= Task description =
Set down all of the data exactly as it appears.

= Records for this task =
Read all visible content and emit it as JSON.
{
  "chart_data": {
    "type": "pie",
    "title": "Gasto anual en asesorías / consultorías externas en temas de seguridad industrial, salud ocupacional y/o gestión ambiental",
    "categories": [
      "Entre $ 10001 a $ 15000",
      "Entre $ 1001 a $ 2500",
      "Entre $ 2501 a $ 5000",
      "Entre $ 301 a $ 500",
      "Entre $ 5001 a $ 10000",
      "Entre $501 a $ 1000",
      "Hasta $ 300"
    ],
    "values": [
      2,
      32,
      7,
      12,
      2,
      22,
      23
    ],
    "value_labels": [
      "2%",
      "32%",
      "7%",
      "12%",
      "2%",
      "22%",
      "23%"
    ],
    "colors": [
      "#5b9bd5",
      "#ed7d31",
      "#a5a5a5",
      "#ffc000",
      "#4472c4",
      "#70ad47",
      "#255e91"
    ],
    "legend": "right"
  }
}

= Correct answer =
Read all visible content and emit it as JSON.
{
  "chart_data": {
    "type": "pie",
    "title": "Gasto anual en asesorías / consultorías externas en temas de seguridad industrial, salud ocupacional y/o gestión ambiental",
    "categories": [
      "Entre $ 10001 a $ 15000",
      "Entre $ 1001 a $ 2500",
      "Entre $ 2501 a $ 5000",
      "Entre $ 301 a $ 500",
      "Entre $ 5001 a $ 10000",
      "Entre $501 a $ 1000",
      "Hasta $ 300"
    ],
    "values": [
      2,
      32,
      7,
      12,
      2,
      22,
      23
    ],
    "value_labels": [
      "2%",
      "32%",
      "7%",
      "12%",
      "2%",
      "22%",
      "23%"
    ],
    "colors": [
      "#5b9bd5",
      "#ed7d31",
      "#a5a5a5",
      "#ffc000",
      "#4472c4",
      "#70ad47",
      "#255e91"
    ],
    "legend": "right"
  }
}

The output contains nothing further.